- WHAT THIS TASK INVOLVES -
Your task is to transcribe all the entries exactly, excluding pictures.

══ RAW RECORDS ══

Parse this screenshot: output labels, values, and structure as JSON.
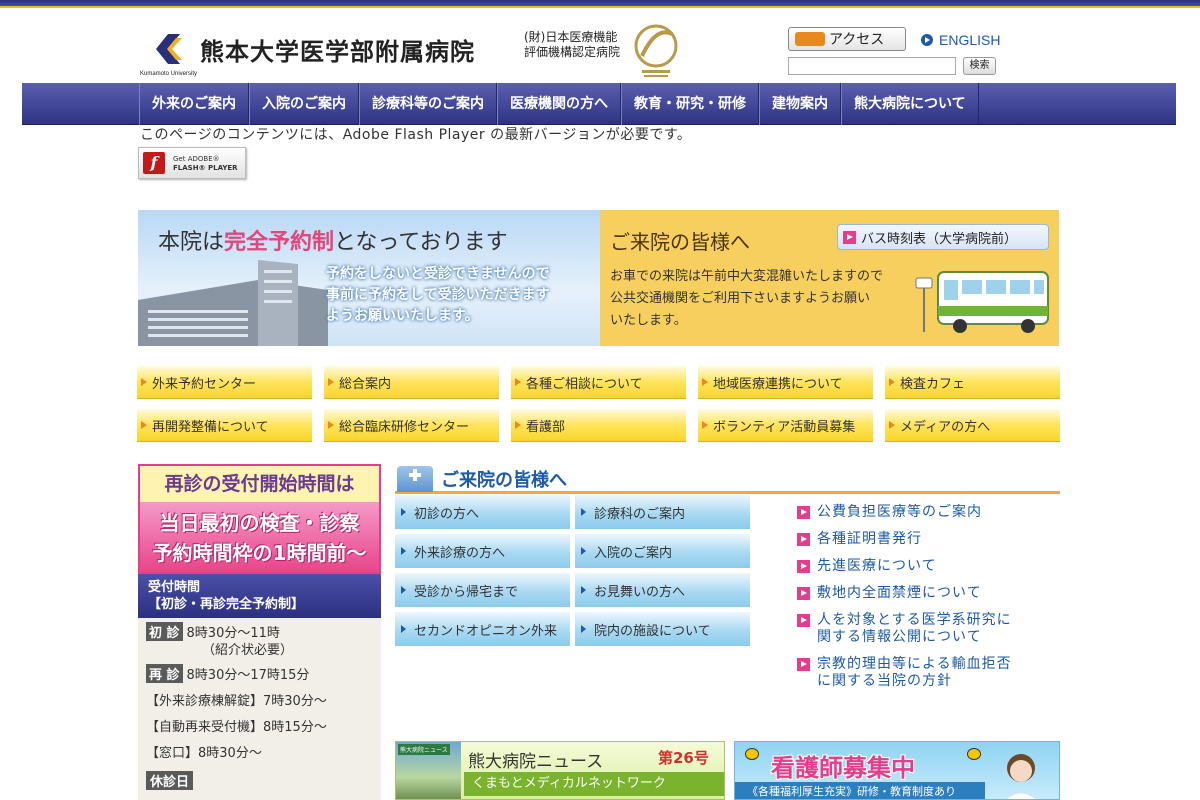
{
  "header": {
    "title": "熊本大学医学部附属病院",
    "logo_sub": "Kumamoto University",
    "cert_line1": "(財)日本医療機能",
    "cert_line2": "評価機構認定病院",
    "access_label": "アクセス",
    "english_label": "ENGLISH",
    "search_value": "",
    "search_button": "検索"
  },
  "nav": {
    "items": [
      "外来のご案内",
      "入院のご案内",
      "診療科等のご案内",
      "医療機関の方へ",
      "教育・研究・研修",
      "建物案内",
      "熊大病院について"
    ]
  },
  "flash": {
    "message": "このページのコンテンツには、Adobe Flash Player の最新バージョンが必要です。",
    "badge_line1": "Get ADOBE®",
    "badge_line2": "FLASH® PLAYER"
  },
  "banner_left": {
    "headline_pre": "本院は",
    "headline_em": "完全予約制",
    "headline_post": "となっております",
    "body1": "予約をしないと受診できませんので",
    "body2": "事前に予約をして受診いただきます",
    "body3": "ようお願いいたします。"
  },
  "banner_right": {
    "title": "ご来院の皆様へ",
    "bus_link": "バス時刻表（大学病院前）",
    "body1": "お車での来院は午前中大変混雑いたしますので",
    "body2": "公共交通機関をご利用下さいますようお願い",
    "body3": "いたします。"
  },
  "quicklinks": [
    "外来予約センター",
    "総合案内",
    "各種ご相談について",
    "地域医療連携について",
    "検査カフェ",
    "再開発整備について",
    "総合臨床研修センター",
    "看護部",
    "ボランティア活動員募集",
    "メディアの方へ"
  ],
  "sidebar": {
    "head": "再診の受付開始時間は",
    "pink1": "当日最初の検査・診察",
    "pink2": "予約時間枠の1時間前〜",
    "navy1": "受付時間",
    "navy2": "【初診・再診完全予約制】",
    "first_tag": "初 診",
    "first_time": "8時30分〜11時",
    "first_note": "（紹介状必要）",
    "revisit_tag": "再 診",
    "revisit_time": "8時30分〜17時15分",
    "row3": "【外来診療棟解錠】7時30分〜",
    "row4": "【自動再来受付機】8時15分〜",
    "row5": "【窓口】8時30分〜",
    "closed": "休診日"
  },
  "visit": {
    "title": "ご来院の皆様へ",
    "buttons": [
      "初診の方へ",
      "診療科のご案内",
      "外来診療の方へ",
      "入院のご案内",
      "受診から帰宅まで",
      "お見舞いの方へ",
      "セカンドオピニオン外来",
      "院内の施設について"
    ]
  },
  "info_links": [
    {
      "line1": "公費負担医療等のご案内",
      "line2": ""
    },
    {
      "line1": "各種証明書発行",
      "line2": ""
    },
    {
      "line1": "先進医療について",
      "line2": ""
    },
    {
      "line1": "敷地内全面禁煙について",
      "line2": ""
    },
    {
      "line1": "人を対象とする医学系研究に",
      "line2": "関する情報公開について"
    },
    {
      "line1": "宗教的理由等による輸血拒否",
      "line2": "に関する当院の方針"
    }
  ],
  "news": {
    "label": "熊大病院ニュース",
    "name": "熊大病院ニュース",
    "issue": "第26号",
    "sub": "くまもとメディカルネットワーク"
  },
  "nurse": {
    "title": "看護師募集中",
    "sub": "《各種福利厚生充実》研修・教育制度あり"
  },
  "colors": {
    "nav": "#2e3382",
    "accent_pink": "#e43d8b",
    "link_blue": "#1d5aa7",
    "quicklink_yellow": "#ffe45c",
    "banner_gold": "#f7cf5e"
  }
}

═══

- SOLUTION TO THIS EXERCISE -
Parse this screenshot: output labels, values, and structure as JSON.
{
  "header": {
    "title": "熊本大学医学部附属病院",
    "logo_sub": "Kumamoto University",
    "cert_line1": "(財)日本医療機能",
    "cert_line2": "評価機構認定病院",
    "access_label": "アクセス",
    "english_label": "ENGLISH",
    "search_value": "",
    "search_button": "検索"
  },
  "nav": {
    "items": [
      "外来のご案内",
      "入院のご案内",
      "診療科等のご案内",
      "医療機関の方へ",
      "教育・研究・研修",
      "建物案内",
      "熊大病院について"
    ]
  },
  "flash": {
    "message": "このページのコンテンツには、Adobe Flash Player の最新バージョンが必要です。",
    "badge_line1": "Get ADOBE®",
    "badge_line2": "FLASH® PLAYER"
  },
  "banner_left": {
    "headline_pre": "本院は",
    "headline_em": "完全予約制",
    "headline_post": "となっております",
    "body1": "予約をしないと受診できませんので",
    "body2": "事前に予約をして受診いただきます",
    "body3": "ようお願いいたします。"
  },
  "banner_right": {
    "title": "ご来院の皆様へ",
    "bus_link": "バス時刻表（大学病院前）",
    "body1": "お車での来院は午前中大変混雑いたしますので",
    "body2": "公共交通機関をご利用下さいますようお願い",
    "body3": "いたします。"
  },
  "quicklinks": [
    "外来予約センター",
    "総合案内",
    "各種ご相談について",
    "地域医療連携について",
    "検査カフェ",
    "再開発整備について",
    "総合臨床研修センター",
    "看護部",
    "ボランティア活動員募集",
    "メディアの方へ"
  ],
  "sidebar": {
    "head": "再診の受付開始時間は",
    "pink1": "当日最初の検査・診察",
    "pink2": "予約時間枠の1時間前〜",
    "navy1": "受付時間",
    "navy2": "【初診・再診完全予約制】",
    "first_tag": "初 診",
    "first_time": "8時30分〜11時",
    "first_note": "（紹介状必要）",
    "revisit_tag": "再 診",
    "revisit_time": "8時30分〜17時15分",
    "row3": "【外来診療棟解錠】7時30分〜",
    "row4": "【自動再来受付機】8時15分〜",
    "row5": "【窓口】8時30分〜",
    "closed": "休診日"
  },
  "visit": {
    "title": "ご来院の皆様へ",
    "buttons": [
      "初診の方へ",
      "診療科のご案内",
      "外来診療の方へ",
      "入院のご案内",
      "受診から帰宅まで",
      "お見舞いの方へ",
      "セカンドオピニオン外来",
      "院内の施設について"
    ]
  },
  "info_links": [
    {
      "line1": "公費負担医療等のご案内",
      "line2": ""
    },
    {
      "line1": "各種証明書発行",
      "line2": ""
    },
    {
      "line1": "先進医療について",
      "line2": ""
    },
    {
      "line1": "敷地内全面禁煙について",
      "line2": ""
    },
    {
      "line1": "人を対象とする医学系研究に",
      "line2": "関する情報公開について"
    },
    {
      "line1": "宗教的理由等による輸血拒否",
      "line2": "に関する当院の方針"
    }
  ],
  "news": {
    "label": "熊大病院ニュース",
    "name": "熊大病院ニュース",
    "issue": "第26号",
    "sub": "くまもとメディカルネットワーク"
  },
  "nurse": {
    "title": "看護師募集中",
    "sub": "《各種福利厚生充実》研修・教育制度あり"
  },
  "colors": {
    "nav": "#2e3382",
    "accent_pink": "#e43d8b",
    "link_blue": "#1d5aa7",
    "quicklink_yellow": "#ffe45c",
    "banner_gold": "#f7cf5e"
  }
}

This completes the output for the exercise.